● Data supplied:
▼
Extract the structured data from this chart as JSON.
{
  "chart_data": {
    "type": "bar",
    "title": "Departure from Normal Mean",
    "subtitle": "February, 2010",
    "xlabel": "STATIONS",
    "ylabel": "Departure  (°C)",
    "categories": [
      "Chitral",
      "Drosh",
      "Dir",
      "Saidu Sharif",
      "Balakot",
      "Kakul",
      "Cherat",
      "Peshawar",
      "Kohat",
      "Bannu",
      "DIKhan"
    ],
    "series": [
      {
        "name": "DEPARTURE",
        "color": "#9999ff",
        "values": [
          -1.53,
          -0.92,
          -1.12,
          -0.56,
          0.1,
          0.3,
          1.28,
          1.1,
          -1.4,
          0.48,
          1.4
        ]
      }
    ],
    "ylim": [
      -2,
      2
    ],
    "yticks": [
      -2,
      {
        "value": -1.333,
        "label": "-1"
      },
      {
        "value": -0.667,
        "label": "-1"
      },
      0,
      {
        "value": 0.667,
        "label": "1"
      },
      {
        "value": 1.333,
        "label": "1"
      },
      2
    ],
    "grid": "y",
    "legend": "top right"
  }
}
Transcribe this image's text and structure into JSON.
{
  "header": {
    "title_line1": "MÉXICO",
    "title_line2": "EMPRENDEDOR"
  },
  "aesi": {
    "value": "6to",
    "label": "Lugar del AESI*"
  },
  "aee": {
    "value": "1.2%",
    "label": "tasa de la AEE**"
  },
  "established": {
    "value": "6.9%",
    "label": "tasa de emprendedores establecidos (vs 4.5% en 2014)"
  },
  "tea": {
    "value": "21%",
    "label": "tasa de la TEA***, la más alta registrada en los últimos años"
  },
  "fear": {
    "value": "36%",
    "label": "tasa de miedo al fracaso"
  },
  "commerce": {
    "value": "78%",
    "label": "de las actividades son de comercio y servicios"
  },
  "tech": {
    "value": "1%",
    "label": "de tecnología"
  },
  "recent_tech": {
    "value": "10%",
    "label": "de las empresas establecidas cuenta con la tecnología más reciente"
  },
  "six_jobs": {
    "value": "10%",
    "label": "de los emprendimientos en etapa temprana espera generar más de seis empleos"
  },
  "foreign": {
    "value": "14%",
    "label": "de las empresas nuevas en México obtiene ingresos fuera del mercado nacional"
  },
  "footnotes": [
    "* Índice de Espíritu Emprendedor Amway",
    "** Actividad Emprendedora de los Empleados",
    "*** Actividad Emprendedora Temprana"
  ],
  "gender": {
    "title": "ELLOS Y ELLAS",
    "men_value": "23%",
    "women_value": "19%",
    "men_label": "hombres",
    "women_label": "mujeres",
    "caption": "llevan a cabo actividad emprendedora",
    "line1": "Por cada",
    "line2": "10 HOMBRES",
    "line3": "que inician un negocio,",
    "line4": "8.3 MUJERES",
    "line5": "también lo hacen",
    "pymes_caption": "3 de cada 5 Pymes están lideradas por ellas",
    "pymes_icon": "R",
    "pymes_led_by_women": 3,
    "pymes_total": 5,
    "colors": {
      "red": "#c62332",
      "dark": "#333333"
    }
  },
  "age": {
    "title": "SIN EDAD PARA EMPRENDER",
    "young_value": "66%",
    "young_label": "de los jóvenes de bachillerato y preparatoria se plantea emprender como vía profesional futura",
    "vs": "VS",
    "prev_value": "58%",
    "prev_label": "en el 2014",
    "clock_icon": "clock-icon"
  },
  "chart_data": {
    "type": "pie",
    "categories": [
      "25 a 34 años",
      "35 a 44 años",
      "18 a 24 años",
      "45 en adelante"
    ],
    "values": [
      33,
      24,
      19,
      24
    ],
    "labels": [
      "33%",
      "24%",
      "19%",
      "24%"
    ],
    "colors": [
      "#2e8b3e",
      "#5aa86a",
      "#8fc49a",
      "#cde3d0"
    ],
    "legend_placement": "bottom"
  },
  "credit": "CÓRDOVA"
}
▲
Restate each entry exactly, skipping none.

● Final answer:
Extract the structured data from this chart as JSON.
{
  "chart_data": {
    "type": "bar",
    "title": "Departure from Normal Mean",
    "subtitle": "February, 2010",
    "xlabel": "STATIONS",
    "ylabel": "Departure  (°C)",
    "categories": [
      "Chitral",
      "Drosh",
      "Dir",
      "Saidu Sharif",
      "Balakot",
      "Kakul",
      "Cherat",
      "Peshawar",
      "Kohat",
      "Bannu",
      "DIKhan"
    ],
    "series": [
      {
        "name": "DEPARTURE",
        "color": "#9999ff",
        "values": [
          -1.53,
          -0.92,
          -1.12,
          -0.56,
          0.1,
          0.3,
          1.28,
          1.1,
          -1.4,
          0.48,
          1.4
        ]
      }
    ],
    "ylim": [
      -2,
      2
    ],
    "yticks": [
      -2,
      {
        "value": -1.333,
        "label": "-1"
      },
      {
        "value": -0.667,
        "label": "-1"
      },
      0,
      {
        "value": 0.667,
        "label": "1"
      },
      {
        "value": 1.333,
        "label": "1"
      },
      2
    ],
    "grid": "y",
    "legend": "top right"
  }
}
Transcribe this image's text and structure into JSON.
{
  "header": {
    "title_line1": "MÉXICO",
    "title_line2": "EMPRENDEDOR"
  },
  "aesi": {
    "value": "6to",
    "label": "Lugar del AESI*"
  },
  "aee": {
    "value": "1.2%",
    "label": "tasa de la AEE**"
  },
  "established": {
    "value": "6.9%",
    "label": "tasa de emprendedores establecidos (vs 4.5% en 2014)"
  },
  "tea": {
    "value": "21%",
    "label": "tasa de la TEA***, la más alta registrada en los últimos años"
  },
  "fear": {
    "value": "36%",
    "label": "tasa de miedo al fracaso"
  },
  "commerce": {
    "value": "78%",
    "label": "de las actividades son de comercio y servicios"
  },
  "tech": {
    "value": "1%",
    "label": "de tecnología"
  },
  "recent_tech": {
    "value": "10%",
    "label": "de las empresas establecidas cuenta con la tecnología más reciente"
  },
  "six_jobs": {
    "value": "10%",
    "label": "de los emprendimientos en etapa temprana espera generar más de seis empleos"
  },
  "foreign": {
    "value": "14%",
    "label": "de las empresas nuevas en México obtiene ingresos fuera del mercado nacional"
  },
  "footnotes": [
    "* Índice de Espíritu Emprendedor Amway",
    "** Actividad Emprendedora de los Empleados",
    "*** Actividad Emprendedora Temprana"
  ],
  "gender": {
    "title": "ELLOS Y ELLAS",
    "men_value": "23%",
    "women_value": "19%",
    "men_label": "hombres",
    "women_label": "mujeres",
    "caption": "llevan a cabo actividad emprendedora",
    "line1": "Por cada",
    "line2": "10 HOMBRES",
    "line3": "que inician un negocio,",
    "line4": "8.3 MUJERES",
    "line5": "también lo hacen",
    "pymes_caption": "3 de cada 5 Pymes están lideradas por ellas",
    "pymes_icon": "R",
    "pymes_led_by_women": 3,
    "pymes_total": 5,
    "colors": {
      "red": "#c62332",
      "dark": "#333333"
    }
  },
  "age": {
    "title": "SIN EDAD PARA EMPRENDER",
    "young_value": "66%",
    "young_label": "de los jóvenes de bachillerato y preparatoria se plantea emprender como vía profesional futura",
    "vs": "VS",
    "prev_value": "58%",
    "prev_label": "en el 2014",
    "clock_icon": "clock-icon"
  },
  "chart_data": {
    "type": "pie",
    "categories": [
      "25 a 34 años",
      "35 a 44 años",
      "18 a 24 años",
      "45 en adelante"
    ],
    "values": [
      33,
      24,
      19,
      24
    ],
    "labels": [
      "33%",
      "24%",
      "19%",
      "24%"
    ],
    "colors": [
      "#2e8b3e",
      "#5aa86a",
      "#8fc49a",
      "#cde3d0"
    ],
    "legend_placement": "bottom"
  },
  "credit": "CÓRDOVA"
}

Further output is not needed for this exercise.